▶ COMPITO 1
Per favore, riporta dall'articolo su Bagram il passo che va da "Il rinnovato impegno" fino a "Russia e Iran." compreso.
▶ COMPITO 2
Secondo l'articolo su Bagram, quale porto pakistano intende sviluppare Washington?
▶ COMPITO 3
Prosegui l'articolo su Bagram a partire dall'ultima frase riportata.
━━ DOCUMENTO DI ORIGINE ━━
Il rinnovato impegno del presidente Trump nel riconquistare la base aerea di Bagram e nello sviluppare il porto pakistano di Pasni segnala il tentativo di Washington di riaffermare la propria influenza strategica in una regione sempre più dominata da Cina, Russia e Iran.

Salman Rafi Sheikh, journal-neo.su, 19 ottobre 2025 — Traduzione a cura di Old Hunter
Gli Stati Uniti mirano a riconquistare l’influenza perduta. La richiesta del presidente Trump che i talebani cedano la base aerea di Bagram non è dettata dalla nostalgia; è una mossa strategica. Dopo anni di ritirata, Washington si sta silenziosamente posizionando per riaffermare la propria influenza in Asia meridionale, occidentale e centrale. Il presunto piano del Pakistan di far costruire agli Stati Uniti un nuovo porto sul Mar Arabico – potenzialmente con funzione di base navale – indica un cambiamento nelle dinamiche di potere regionali. Mentre Cina, Russia e Iran rafforzano la loro presa sulle rotte commerciali e della sicurezza della regione, l’America sembra pronta a offrire concorrenza.
━━━
━━ CONTENUTO DEI DATI ━━
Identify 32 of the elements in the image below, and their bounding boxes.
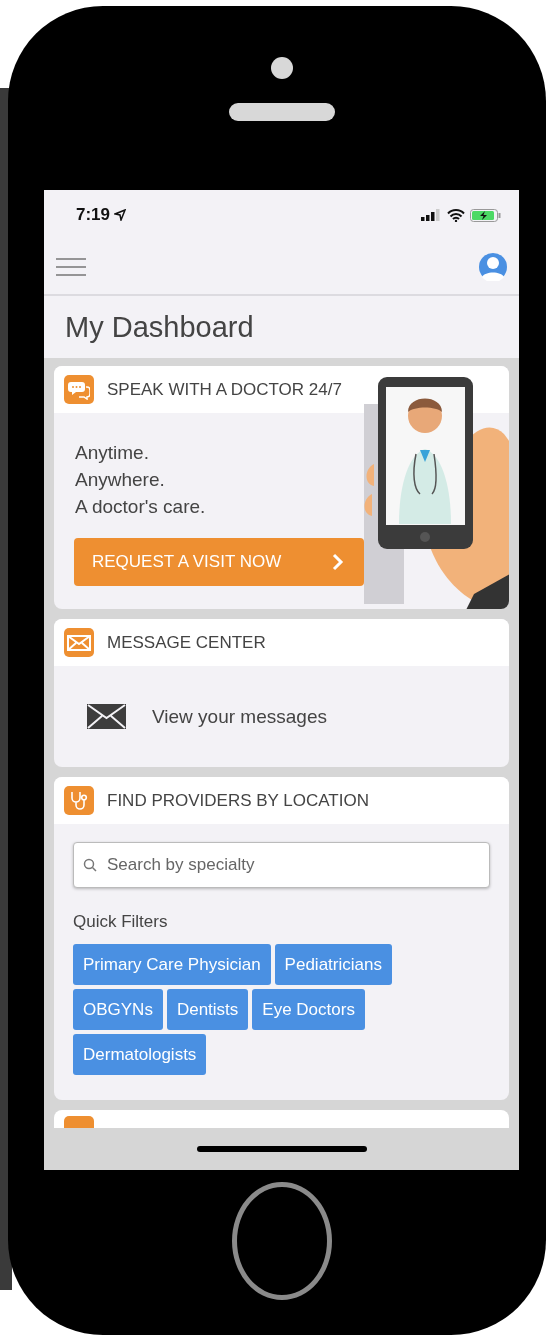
filter-chip[interactable]: Pediatricians <box>274 944 392 985</box>
envelope-icon <box>64 628 94 657</box>
home-button[interactable] <box>231 1182 332 1300</box>
stethoscope-icon <box>64 786 94 815</box>
location-arrow-icon <box>114 209 127 221</box>
tagline: Anywhere. <box>75 468 166 492</box>
user-avatar-icon[interactable] <box>479 253 507 281</box>
filter-chip[interactable]: Dermatologists <box>73 1034 207 1075</box>
card-title: SPEAK WITH A DOCTOR 24/7 <box>107 379 342 400</box>
status-time: 7:19 <box>76 205 111 225</box>
envelope-icon <box>87 704 126 729</box>
filter-chip[interactable]: Dentists <box>166 989 249 1030</box>
camera-dot <box>270 57 293 79</box>
chat-bubbles-icon <box>64 375 94 404</box>
chevron-right-icon <box>332 553 344 571</box>
menu-icon[interactable] <box>56 258 86 276</box>
tagline: Anytime. <box>75 441 150 465</box>
card-title: FIND PROVIDERS BY LOCATION <box>107 790 369 811</box>
search-field[interactable]: Search by specialty <box>73 842 490 888</box>
signal-icon <box>421 209 441 221</box>
request-visit-button[interactable]: REQUEST A VISIT NOW <box>74 538 364 586</box>
tagline: A doctor's care. <box>75 495 207 519</box>
battery-icon <box>470 208 501 222</box>
wifi-icon <box>447 208 465 222</box>
page-title: My Dashboard <box>64 309 255 345</box>
filter-chip[interactable]: Primary Care Physician <box>73 944 271 985</box>
card-title: MESSAGE CENTER <box>107 632 266 653</box>
filter-chip[interactable]: Eye Doctors <box>252 989 365 1030</box>
search-icon <box>83 858 97 872</box>
quick-filters-label: Quick Filters <box>73 912 169 932</box>
filter-chip[interactable]: OBGYNs <box>73 989 163 1030</box>
view-messages-link[interactable]: View your messages <box>152 705 327 728</box>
━━━
▶ RISPOSTA ATTESA 1
Il rinnovato impegno del presidente Trump nel riconquistare la base aerea di Bagram e nello sviluppare il porto pakistano di Pasni segnala il tentativo di Washington di riaffermare la propria influenza strategica in una regione sempre più dominata da Cina, Russia e Iran.

▶ RISPOSTA ATTESA 2
Il porto di Pasni.

▶ RISPOSTA ATTESA 3
Bagram, basi strategiche e il fattore Cina
Quando il presidente Donald Trump ha dichiarato che gli Stati Uniti stanno “cercando di riprendersi” la base aerea di Bagram, ha fatto più che esprimere nostalgia: ha rivelato un calcolo strategico. Bagram non è semplicemente una pista di atterraggio, ma una posizione di potere chiave. Trump è stato chiaro quando ha sottolineato la vicinanza di Bagram alle aree in cui, a suo dire, la Cina “costruisce i suoi missili nucleari”, evidenziando direttamente come Washington percepisca l’Afghanistan come qualcosa di più di un semplice sito antiterrorismo. In effetti, Trump ha chiarito che la base aerea ora ha implicazioni nella contesa in corso con Pechino. Sebbene i talebani abbiano già respinto la richiesta degli Stati Uniti e Trump abbia minacciato gravi conseguenze, il suo obiettivo è ovvio: inviare un messaggio alla Cina che gli Stati Uniti hanno ancora interessi in regioni che la Cina potrebbe considerare come sua esclusiva zona di influenza, come la Cina occidentale/Xinjiang, ricordando al contempo a Russia e Iran che l’Afghanistan non può essere ignorato. Con la Russia che ha recentemente ospitato delegazioni talebane e che ha messo in guardia contro la presenza militare straniera nella regione, considerata destabilizzante, è chiaro che anche Mosca è consapevole di ciò che Washington potrebbe perseguire.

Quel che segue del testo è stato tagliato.